--- DATASET ---

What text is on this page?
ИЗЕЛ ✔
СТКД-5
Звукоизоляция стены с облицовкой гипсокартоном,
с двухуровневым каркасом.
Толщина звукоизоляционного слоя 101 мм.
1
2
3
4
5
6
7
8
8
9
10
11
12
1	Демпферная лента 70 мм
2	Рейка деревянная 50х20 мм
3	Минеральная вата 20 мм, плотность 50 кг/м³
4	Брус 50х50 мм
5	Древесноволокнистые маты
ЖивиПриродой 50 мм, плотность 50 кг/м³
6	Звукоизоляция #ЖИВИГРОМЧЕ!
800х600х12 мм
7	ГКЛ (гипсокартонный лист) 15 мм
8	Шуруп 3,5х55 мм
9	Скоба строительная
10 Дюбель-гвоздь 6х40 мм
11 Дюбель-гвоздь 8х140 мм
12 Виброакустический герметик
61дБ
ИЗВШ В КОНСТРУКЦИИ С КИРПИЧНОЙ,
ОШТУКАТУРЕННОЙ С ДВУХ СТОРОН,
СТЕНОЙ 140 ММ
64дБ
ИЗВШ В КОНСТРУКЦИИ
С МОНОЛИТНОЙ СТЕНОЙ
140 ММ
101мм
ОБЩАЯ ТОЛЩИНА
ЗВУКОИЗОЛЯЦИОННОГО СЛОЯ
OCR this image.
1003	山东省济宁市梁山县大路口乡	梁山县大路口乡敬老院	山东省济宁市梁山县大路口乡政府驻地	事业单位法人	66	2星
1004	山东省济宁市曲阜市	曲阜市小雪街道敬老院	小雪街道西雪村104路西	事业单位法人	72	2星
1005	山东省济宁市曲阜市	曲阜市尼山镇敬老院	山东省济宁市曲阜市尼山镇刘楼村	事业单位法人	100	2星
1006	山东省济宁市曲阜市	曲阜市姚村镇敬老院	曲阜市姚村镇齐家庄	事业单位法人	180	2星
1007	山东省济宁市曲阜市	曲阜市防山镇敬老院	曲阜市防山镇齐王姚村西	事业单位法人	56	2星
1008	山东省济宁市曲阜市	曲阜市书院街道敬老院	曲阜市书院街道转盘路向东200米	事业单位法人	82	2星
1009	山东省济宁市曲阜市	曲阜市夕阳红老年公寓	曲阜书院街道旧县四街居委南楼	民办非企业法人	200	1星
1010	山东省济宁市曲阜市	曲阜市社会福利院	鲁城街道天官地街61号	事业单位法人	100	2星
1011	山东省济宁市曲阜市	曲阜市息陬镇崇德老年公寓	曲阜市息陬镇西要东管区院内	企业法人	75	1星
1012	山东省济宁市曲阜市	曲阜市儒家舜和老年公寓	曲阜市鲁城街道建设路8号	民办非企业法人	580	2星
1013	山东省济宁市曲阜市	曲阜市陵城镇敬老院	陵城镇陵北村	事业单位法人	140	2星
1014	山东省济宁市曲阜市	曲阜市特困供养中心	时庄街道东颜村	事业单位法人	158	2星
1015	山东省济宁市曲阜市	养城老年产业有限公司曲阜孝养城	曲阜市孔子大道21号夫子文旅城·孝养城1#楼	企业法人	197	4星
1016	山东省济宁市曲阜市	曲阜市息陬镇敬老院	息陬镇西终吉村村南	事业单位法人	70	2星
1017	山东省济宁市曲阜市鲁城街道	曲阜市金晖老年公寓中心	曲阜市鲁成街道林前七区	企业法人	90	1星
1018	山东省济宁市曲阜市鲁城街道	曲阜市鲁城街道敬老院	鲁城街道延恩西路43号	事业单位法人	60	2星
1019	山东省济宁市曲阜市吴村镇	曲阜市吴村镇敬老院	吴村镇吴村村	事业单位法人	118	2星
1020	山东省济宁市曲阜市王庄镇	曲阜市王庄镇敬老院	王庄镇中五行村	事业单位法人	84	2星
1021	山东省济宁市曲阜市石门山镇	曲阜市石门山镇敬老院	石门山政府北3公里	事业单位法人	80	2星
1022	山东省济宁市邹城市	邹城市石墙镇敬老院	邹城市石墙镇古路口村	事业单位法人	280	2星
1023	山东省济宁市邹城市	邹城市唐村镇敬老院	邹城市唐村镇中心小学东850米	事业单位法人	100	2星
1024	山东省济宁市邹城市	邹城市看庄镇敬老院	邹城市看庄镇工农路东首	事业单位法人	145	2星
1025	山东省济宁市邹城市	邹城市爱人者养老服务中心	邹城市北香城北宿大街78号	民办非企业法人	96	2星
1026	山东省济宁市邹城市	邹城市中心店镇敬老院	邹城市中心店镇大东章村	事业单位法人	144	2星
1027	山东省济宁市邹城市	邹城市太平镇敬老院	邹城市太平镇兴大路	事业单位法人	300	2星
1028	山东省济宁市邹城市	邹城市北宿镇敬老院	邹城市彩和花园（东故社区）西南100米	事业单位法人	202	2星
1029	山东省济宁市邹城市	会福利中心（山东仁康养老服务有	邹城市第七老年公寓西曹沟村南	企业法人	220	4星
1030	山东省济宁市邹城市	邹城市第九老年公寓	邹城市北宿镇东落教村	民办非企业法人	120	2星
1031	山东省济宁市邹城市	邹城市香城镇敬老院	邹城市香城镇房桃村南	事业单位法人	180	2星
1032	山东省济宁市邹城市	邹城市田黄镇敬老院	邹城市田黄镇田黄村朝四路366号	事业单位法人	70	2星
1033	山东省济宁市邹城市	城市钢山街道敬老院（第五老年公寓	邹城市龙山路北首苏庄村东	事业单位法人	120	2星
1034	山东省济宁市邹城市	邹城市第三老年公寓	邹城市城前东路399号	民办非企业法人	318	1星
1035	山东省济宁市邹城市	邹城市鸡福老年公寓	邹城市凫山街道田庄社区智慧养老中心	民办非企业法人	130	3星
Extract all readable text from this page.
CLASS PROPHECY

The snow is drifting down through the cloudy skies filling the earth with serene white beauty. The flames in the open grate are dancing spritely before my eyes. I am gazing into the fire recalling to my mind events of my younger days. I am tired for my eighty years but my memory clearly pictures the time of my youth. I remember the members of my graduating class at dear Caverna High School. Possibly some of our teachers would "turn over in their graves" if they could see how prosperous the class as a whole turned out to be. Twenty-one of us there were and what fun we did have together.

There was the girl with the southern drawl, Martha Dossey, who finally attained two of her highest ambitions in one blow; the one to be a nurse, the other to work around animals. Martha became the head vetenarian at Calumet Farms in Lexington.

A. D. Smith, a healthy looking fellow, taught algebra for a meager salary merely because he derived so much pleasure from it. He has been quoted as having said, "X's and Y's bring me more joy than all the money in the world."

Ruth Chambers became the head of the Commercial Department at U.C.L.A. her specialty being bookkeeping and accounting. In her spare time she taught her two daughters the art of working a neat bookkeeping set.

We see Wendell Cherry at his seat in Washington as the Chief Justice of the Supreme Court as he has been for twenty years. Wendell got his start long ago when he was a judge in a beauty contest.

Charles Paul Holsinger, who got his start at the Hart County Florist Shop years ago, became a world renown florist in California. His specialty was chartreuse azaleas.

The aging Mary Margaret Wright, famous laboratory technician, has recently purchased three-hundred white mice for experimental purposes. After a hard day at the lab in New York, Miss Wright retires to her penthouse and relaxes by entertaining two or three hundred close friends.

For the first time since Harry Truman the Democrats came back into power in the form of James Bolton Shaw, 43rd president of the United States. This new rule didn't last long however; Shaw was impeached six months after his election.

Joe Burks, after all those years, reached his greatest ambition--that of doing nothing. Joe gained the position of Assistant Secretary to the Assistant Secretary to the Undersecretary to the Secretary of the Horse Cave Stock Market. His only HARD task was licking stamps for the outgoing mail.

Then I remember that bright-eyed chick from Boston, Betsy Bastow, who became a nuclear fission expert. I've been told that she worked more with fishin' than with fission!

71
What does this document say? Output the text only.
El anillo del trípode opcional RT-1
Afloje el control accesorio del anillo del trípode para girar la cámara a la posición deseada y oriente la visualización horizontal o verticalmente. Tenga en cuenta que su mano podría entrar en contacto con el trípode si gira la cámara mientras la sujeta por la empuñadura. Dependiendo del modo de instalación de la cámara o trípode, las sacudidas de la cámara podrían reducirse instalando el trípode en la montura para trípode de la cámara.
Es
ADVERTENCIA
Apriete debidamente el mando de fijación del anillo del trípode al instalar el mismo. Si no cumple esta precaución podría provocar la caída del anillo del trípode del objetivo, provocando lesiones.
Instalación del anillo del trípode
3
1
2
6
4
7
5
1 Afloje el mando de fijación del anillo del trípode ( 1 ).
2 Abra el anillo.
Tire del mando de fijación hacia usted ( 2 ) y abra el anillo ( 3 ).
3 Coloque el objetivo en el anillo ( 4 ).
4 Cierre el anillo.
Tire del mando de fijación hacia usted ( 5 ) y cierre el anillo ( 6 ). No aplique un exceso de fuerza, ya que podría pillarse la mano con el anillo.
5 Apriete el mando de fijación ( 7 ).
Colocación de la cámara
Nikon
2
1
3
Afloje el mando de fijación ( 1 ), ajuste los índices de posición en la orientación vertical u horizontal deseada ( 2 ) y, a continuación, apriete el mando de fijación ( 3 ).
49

---

● **WHAT YOU NEED TO DO**
Report only how many lines in the listing contain the string "taught".

● **TASK ANSWER**
2